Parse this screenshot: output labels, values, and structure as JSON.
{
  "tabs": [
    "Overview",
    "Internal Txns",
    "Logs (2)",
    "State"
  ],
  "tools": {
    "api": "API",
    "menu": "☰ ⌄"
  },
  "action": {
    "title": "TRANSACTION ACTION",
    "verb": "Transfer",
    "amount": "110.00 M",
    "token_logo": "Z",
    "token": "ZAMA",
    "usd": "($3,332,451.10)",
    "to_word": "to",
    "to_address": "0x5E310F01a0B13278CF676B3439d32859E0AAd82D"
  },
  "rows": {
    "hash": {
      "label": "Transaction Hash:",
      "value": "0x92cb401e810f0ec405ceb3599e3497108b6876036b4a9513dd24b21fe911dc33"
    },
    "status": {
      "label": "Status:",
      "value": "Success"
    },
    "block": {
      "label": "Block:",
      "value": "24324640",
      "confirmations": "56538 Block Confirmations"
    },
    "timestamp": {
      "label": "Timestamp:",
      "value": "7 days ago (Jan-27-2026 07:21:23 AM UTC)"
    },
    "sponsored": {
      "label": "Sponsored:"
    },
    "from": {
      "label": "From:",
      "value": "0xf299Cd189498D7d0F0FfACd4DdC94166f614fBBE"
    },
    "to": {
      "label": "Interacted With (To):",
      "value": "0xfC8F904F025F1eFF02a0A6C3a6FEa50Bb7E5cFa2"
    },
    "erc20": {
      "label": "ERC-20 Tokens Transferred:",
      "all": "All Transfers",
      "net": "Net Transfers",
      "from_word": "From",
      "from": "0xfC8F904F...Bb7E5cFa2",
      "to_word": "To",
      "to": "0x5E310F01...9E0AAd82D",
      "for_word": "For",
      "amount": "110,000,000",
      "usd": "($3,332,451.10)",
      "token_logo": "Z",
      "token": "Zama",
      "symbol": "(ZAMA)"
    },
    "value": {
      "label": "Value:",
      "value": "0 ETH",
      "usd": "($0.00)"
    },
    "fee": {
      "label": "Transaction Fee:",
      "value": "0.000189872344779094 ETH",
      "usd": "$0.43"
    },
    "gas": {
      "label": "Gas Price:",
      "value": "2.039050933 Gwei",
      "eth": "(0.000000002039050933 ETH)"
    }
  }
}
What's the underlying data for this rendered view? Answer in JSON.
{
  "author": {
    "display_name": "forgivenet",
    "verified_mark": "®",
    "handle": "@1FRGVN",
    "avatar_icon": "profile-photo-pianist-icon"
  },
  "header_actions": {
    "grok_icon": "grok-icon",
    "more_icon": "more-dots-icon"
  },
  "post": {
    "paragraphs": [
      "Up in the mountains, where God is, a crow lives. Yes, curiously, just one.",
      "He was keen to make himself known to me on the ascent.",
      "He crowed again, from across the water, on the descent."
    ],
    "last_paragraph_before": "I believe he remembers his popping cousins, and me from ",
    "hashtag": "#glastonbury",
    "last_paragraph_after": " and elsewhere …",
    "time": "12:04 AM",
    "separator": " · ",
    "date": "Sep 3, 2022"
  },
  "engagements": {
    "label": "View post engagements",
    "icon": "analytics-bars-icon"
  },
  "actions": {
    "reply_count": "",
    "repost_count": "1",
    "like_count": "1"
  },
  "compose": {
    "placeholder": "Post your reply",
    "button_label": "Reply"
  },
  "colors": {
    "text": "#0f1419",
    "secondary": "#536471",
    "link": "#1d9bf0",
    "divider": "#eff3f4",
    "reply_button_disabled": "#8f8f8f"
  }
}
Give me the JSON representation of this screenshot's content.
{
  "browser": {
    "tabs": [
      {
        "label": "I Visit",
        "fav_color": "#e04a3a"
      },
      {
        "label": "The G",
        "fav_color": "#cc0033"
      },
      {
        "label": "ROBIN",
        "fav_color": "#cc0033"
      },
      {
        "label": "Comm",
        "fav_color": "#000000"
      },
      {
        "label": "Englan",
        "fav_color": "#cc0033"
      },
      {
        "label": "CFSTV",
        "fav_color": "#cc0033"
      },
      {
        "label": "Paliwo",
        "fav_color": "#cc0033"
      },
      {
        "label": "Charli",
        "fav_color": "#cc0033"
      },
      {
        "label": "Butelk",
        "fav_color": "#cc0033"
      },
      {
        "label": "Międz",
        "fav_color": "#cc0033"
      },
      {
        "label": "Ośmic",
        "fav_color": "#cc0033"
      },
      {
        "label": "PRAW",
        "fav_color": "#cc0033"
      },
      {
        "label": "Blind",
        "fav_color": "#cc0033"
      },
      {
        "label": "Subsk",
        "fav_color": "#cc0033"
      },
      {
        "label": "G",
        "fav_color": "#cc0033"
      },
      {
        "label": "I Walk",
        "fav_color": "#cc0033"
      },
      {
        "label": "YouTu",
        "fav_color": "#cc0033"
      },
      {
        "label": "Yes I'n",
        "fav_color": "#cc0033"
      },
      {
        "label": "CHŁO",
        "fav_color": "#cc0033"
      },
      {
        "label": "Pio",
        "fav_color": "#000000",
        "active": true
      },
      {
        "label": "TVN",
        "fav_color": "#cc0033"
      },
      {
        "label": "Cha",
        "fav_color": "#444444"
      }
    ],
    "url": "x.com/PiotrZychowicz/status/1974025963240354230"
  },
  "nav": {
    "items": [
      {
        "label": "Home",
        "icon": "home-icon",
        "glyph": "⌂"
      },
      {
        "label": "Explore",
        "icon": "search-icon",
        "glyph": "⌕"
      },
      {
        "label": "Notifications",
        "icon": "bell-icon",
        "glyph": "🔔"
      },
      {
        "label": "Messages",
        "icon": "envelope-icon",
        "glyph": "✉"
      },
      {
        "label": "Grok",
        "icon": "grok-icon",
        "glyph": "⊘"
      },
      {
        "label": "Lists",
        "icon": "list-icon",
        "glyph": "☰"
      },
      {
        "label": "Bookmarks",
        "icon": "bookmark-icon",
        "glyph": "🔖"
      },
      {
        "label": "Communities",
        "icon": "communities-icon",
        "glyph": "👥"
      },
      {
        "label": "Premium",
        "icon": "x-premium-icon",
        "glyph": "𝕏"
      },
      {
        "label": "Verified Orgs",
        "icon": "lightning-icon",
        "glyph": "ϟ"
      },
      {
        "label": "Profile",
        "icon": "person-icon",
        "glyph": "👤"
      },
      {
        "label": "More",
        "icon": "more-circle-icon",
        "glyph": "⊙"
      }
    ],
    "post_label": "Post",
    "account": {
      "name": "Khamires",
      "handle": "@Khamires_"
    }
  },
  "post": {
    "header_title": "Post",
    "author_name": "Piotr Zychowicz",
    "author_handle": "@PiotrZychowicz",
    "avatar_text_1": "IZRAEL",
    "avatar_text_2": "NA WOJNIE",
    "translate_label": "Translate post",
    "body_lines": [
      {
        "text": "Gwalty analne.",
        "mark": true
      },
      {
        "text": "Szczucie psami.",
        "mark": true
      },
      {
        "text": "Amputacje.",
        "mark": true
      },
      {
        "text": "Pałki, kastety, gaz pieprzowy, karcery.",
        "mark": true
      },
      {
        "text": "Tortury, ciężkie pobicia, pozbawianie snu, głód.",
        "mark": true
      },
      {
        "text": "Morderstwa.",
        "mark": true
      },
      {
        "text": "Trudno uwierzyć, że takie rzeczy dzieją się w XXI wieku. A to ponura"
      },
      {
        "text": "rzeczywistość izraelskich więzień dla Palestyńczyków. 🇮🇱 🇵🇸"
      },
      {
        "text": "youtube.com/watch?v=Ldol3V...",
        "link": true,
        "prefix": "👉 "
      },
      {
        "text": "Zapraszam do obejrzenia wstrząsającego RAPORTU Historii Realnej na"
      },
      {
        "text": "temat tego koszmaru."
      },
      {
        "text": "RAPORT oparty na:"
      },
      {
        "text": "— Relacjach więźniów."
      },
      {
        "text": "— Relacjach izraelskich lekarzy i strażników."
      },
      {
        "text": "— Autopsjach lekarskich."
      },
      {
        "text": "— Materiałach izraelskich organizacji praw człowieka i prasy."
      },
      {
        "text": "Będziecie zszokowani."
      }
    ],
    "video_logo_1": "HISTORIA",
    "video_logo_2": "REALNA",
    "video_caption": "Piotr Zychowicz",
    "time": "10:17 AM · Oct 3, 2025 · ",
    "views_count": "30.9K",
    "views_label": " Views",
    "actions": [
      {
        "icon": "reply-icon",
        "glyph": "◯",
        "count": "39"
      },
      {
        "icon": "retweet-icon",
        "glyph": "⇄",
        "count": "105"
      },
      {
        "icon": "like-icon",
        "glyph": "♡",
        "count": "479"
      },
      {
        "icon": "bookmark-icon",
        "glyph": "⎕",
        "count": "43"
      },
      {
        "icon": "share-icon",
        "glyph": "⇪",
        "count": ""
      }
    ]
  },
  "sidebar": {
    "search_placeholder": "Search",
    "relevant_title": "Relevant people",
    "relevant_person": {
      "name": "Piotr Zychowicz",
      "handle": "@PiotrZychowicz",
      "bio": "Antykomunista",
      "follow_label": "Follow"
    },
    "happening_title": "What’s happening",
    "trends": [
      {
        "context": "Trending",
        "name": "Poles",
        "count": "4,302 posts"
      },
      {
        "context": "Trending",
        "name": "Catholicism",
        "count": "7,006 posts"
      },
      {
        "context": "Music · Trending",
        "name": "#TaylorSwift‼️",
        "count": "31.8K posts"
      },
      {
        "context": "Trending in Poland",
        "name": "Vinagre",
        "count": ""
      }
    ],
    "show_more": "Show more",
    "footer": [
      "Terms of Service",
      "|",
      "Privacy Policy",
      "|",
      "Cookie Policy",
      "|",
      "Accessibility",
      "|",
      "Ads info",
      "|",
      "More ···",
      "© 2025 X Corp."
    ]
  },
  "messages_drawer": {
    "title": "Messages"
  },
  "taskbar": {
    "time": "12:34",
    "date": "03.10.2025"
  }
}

#####

Stated goal -> The answer should be a single number: the count of lines in the data that include the string "JSON".

Output for this task -> 3